▶ _Description of the task_:
Pictures aside, write out every record exactly as it appears.

Collection entries:

* begin *

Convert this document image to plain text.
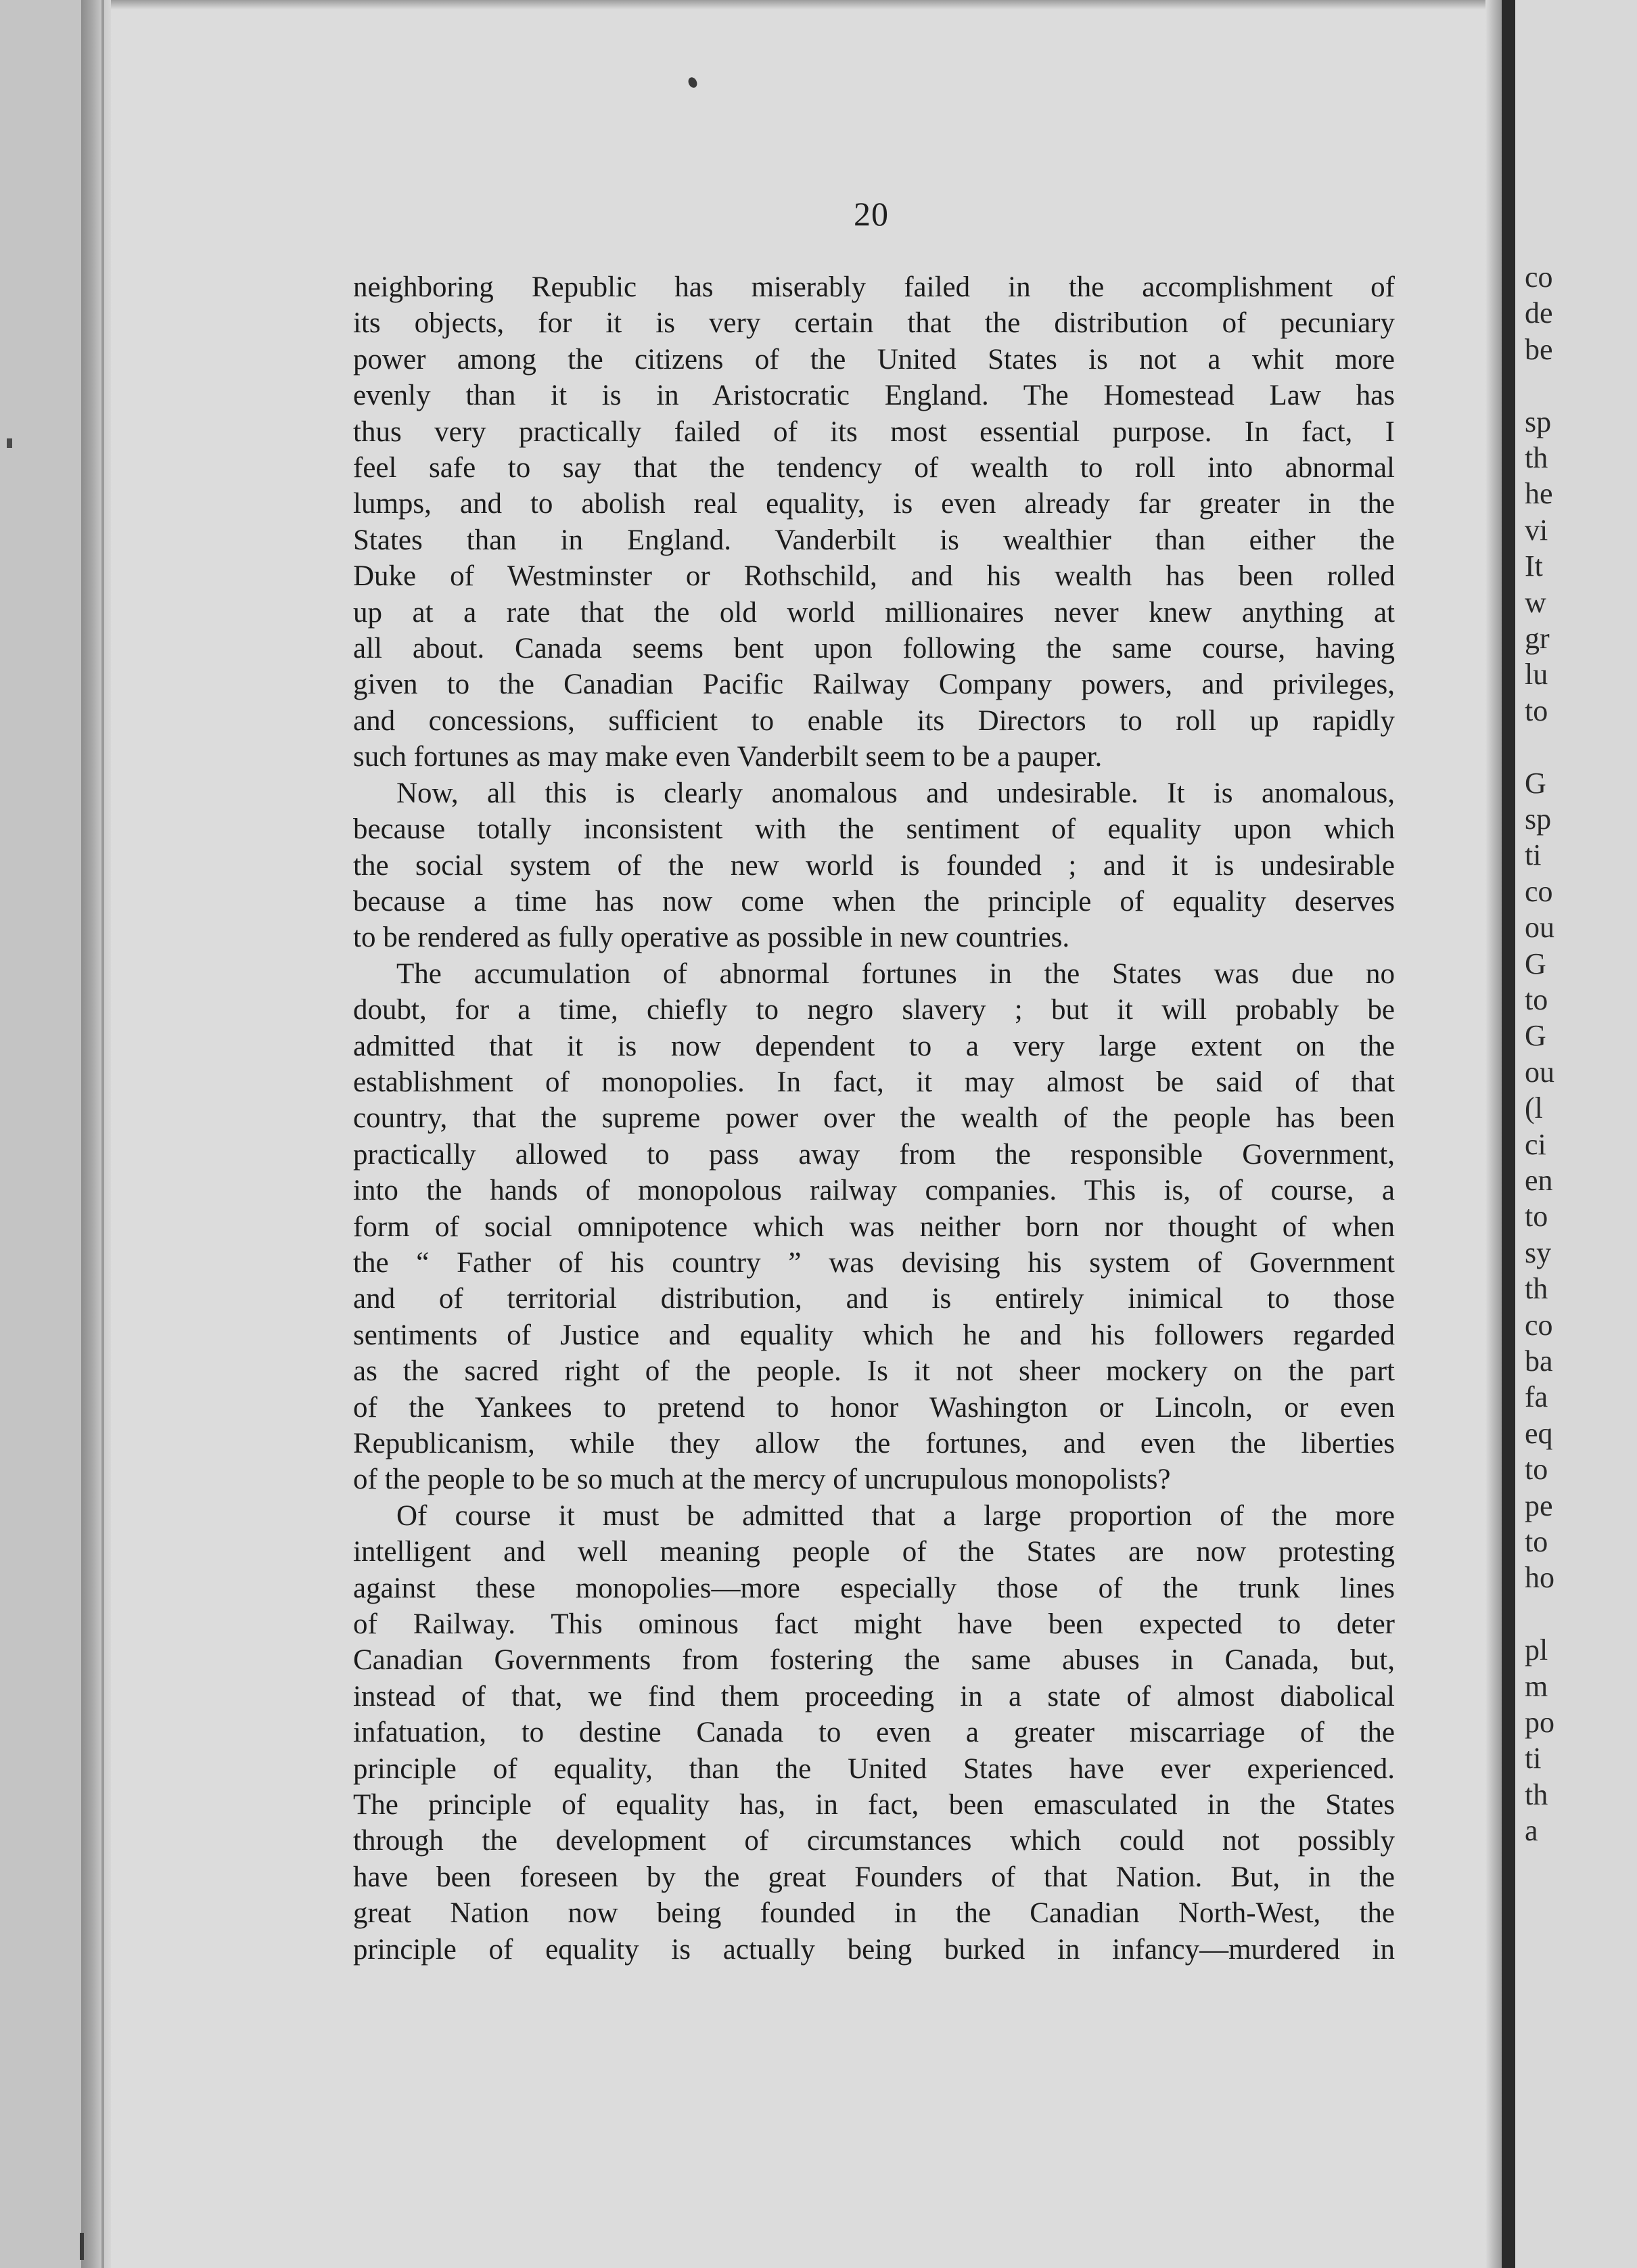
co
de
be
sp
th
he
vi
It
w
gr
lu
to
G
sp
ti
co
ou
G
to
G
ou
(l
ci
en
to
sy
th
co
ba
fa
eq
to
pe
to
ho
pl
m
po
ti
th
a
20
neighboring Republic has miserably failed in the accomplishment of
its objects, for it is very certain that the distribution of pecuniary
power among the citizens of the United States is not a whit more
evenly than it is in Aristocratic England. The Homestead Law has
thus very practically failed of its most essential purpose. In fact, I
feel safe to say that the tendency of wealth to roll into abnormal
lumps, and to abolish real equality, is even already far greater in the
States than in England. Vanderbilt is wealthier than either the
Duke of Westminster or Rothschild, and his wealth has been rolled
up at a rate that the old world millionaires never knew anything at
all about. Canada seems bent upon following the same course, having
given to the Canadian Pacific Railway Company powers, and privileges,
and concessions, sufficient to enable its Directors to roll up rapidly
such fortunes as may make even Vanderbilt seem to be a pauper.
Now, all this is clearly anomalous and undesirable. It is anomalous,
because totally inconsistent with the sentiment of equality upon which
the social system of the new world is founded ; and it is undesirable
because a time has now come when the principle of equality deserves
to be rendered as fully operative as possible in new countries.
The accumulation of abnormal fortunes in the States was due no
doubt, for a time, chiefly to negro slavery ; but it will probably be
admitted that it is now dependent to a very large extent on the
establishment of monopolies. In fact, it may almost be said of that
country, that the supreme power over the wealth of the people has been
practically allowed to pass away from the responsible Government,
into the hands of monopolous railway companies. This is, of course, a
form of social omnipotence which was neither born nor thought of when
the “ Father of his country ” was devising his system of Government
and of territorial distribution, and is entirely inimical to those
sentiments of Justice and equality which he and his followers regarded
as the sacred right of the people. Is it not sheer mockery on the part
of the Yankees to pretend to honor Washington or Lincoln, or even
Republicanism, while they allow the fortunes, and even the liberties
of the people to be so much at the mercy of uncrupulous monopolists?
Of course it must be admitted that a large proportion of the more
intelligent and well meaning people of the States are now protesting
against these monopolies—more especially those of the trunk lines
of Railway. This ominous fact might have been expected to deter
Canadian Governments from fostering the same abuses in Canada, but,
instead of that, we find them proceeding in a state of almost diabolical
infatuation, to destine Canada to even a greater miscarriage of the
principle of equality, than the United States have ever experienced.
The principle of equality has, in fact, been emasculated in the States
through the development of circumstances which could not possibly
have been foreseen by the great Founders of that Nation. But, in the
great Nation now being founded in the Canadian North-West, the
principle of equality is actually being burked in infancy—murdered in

* end *

▶ _The answer_:
Convert this document image to plain text.
co
de
be
sp
th
he
vi
It
w
gr
lu
to
G
sp
ti
co
ou
G
to
G
ou
(l
ci
en
to
sy
th
co
ba
fa
eq
to
pe
to
ho
pl
m
po
ti
th
a
20
neighboring Republic has miserably failed in the accomplishment of
its objects, for it is very certain that the distribution of pecuniary
power among the citizens of the United States is not a whit more
evenly than it is in Aristocratic England. The Homestead Law has
thus very practically failed of its most essential purpose. In fact, I
feel safe to say that the tendency of wealth to roll into abnormal
lumps, and to abolish real equality, is even already far greater in the
States than in England. Vanderbilt is wealthier than either the
Duke of Westminster or Rothschild, and his wealth has been rolled
up at a rate that the old world millionaires never knew anything at
all about. Canada seems bent upon following the same course, having
given to the Canadian Pacific Railway Company powers, and privileges,
and concessions, sufficient to enable its Directors to roll up rapidly
such fortunes as may make even Vanderbilt seem to be a pauper.
Now, all this is clearly anomalous and undesirable. It is anomalous,
because totally inconsistent with the sentiment of equality upon which
the social system of the new world is founded ; and it is undesirable
because a time has now come when the principle of equality deserves
to be rendered as fully operative as possible in new countries.
The accumulation of abnormal fortunes in the States was due no
doubt, for a time, chiefly to negro slavery ; but it will probably be
admitted that it is now dependent to a very large extent on the
establishment of monopolies. In fact, it may almost be said of that
country, that the supreme power over the wealth of the people has been
practically allowed to pass away from the responsible Government,
into the hands of monopolous railway companies. This is, of course, a
form of social omnipotence which was neither born nor thought of when
the “ Father of his country ” was devising his system of Government
and of territorial distribution, and is entirely inimical to those
sentiments of Justice and equality which he and his followers regarded
as the sacred right of the people. Is it not sheer mockery on the part
of the Yankees to pretend to honor Washington or Lincoln, or even
Republicanism, while they allow the fortunes, and even the liberties
of the people to be so much at the mercy of uncrupulous monopolists?
Of course it must be admitted that a large proportion of the more
intelligent and well meaning people of the States are now protesting
against these monopolies—more especially those of the trunk lines
of Railway. This ominous fact might have been expected to deter
Canadian Governments from fostering the same abuses in Canada, but,
instead of that, we find them proceeding in a state of almost diabolical
infatuation, to destine Canada to even a greater miscarriage of the
principle of equality, than the United States have ever experienced.
The principle of equality has, in fact, been emasculated in the States
through the development of circumstances which could not possibly
have been foreseen by the great Founders of that Nation. But, in the
great Nation now being founded in the Canadian North-West, the
principle of equality is actually being burked in infancy—murdered in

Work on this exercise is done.